> **WHAT TO WORK ON**: Please give the lines of the records as a numbered list, leaving out any blank lines: begin at the first line of the records and stop after the line that contains "avatar-timothy xyxy=(392,462,413,483)".

> **RAW RECORDS**:
------------------------

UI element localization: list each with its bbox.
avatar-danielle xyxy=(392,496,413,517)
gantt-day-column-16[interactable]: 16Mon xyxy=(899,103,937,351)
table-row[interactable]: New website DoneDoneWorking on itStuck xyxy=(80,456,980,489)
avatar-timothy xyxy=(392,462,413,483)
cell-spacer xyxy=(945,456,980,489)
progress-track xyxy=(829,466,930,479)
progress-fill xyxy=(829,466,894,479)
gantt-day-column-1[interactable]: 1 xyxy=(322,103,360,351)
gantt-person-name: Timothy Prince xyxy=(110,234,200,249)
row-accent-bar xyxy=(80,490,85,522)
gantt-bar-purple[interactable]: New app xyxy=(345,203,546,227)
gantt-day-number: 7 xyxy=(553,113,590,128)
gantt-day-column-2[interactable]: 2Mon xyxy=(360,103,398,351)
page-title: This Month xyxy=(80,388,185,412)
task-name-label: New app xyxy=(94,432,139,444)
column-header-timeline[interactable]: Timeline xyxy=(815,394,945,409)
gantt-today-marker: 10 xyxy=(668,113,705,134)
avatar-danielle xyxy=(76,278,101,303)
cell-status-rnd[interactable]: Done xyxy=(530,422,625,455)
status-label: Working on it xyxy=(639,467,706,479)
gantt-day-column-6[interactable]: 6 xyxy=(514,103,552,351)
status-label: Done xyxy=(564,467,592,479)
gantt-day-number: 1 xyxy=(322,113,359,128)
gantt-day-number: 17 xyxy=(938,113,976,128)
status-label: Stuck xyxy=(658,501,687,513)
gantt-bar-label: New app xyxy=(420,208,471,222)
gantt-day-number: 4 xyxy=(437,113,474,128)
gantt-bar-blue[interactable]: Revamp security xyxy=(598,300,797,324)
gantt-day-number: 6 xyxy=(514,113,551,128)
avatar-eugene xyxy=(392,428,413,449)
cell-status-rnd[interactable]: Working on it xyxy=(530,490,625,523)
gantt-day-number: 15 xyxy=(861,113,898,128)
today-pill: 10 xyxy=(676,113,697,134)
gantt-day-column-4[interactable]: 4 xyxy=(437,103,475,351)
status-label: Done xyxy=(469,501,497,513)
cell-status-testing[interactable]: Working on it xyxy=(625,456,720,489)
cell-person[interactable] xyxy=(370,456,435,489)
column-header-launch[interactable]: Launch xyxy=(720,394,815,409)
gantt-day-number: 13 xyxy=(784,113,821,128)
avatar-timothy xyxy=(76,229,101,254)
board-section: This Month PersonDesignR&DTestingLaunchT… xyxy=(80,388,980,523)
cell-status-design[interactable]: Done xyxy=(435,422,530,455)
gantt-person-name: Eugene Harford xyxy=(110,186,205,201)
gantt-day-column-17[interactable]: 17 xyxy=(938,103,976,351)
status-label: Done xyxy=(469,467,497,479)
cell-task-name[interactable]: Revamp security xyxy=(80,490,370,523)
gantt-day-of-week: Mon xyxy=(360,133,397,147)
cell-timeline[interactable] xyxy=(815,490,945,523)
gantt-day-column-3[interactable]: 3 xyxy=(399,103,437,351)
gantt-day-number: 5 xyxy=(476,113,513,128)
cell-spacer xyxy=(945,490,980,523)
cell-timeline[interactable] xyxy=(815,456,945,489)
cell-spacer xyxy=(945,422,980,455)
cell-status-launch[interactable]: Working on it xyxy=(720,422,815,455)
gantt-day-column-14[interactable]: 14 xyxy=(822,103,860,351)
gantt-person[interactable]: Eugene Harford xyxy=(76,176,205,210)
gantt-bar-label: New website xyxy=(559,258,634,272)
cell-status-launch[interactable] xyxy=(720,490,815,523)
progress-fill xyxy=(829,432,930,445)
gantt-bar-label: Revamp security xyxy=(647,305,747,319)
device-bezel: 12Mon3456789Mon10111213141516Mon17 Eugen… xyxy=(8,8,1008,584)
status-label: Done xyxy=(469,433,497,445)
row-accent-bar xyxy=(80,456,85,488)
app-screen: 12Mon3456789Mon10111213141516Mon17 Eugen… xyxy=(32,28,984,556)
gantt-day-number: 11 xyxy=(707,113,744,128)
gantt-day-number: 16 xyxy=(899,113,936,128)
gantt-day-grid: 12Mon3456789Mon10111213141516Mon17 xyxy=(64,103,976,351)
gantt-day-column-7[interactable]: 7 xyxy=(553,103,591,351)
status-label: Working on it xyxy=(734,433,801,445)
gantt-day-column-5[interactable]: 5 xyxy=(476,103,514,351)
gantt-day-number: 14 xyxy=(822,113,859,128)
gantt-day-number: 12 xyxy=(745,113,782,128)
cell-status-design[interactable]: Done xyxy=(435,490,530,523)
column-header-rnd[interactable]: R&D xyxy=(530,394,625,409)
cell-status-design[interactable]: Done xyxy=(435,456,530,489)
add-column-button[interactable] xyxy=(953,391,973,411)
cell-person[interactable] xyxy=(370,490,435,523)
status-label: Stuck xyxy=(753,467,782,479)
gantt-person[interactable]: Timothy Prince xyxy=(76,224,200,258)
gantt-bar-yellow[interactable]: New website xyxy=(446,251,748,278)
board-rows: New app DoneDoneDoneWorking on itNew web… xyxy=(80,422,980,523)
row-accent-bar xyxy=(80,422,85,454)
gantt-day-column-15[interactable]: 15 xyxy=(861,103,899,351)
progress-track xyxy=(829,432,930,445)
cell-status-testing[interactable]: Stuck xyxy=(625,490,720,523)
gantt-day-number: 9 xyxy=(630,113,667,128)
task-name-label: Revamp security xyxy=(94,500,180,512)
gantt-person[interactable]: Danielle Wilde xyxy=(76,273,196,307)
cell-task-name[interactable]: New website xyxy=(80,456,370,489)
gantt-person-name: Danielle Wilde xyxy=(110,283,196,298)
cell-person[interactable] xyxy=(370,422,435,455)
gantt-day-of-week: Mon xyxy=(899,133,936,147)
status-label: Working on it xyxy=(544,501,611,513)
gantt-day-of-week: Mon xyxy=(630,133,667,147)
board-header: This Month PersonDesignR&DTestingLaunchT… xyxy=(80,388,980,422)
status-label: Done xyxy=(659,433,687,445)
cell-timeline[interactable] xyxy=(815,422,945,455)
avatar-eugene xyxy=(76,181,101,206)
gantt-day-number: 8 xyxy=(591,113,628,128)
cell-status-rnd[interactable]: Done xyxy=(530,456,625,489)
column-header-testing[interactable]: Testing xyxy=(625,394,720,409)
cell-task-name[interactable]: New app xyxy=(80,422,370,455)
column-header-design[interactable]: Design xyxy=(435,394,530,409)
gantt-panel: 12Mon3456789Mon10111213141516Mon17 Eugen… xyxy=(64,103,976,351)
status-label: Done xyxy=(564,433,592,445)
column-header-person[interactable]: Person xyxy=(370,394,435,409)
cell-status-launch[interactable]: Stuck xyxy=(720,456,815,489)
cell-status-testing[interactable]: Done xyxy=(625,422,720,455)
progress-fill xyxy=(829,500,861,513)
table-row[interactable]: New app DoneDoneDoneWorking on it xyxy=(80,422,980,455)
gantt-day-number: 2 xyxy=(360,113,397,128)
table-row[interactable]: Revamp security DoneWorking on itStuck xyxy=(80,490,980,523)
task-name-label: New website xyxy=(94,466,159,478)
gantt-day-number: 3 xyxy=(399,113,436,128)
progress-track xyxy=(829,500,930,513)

------------------------

> **FINAL RESULT**:
1. UI element localization: list each with its bbox.
2. avatar-danielle xyxy=(392,496,413,517)
3. gantt-day-column-16[interactable]: 16Mon xyxy=(899,103,937,351)
4. table-row[interactable]: New website DoneDoneWorking on itStuck xyxy=(80,456,980,489)
5. avatar-timothy xyxy=(392,462,413,483)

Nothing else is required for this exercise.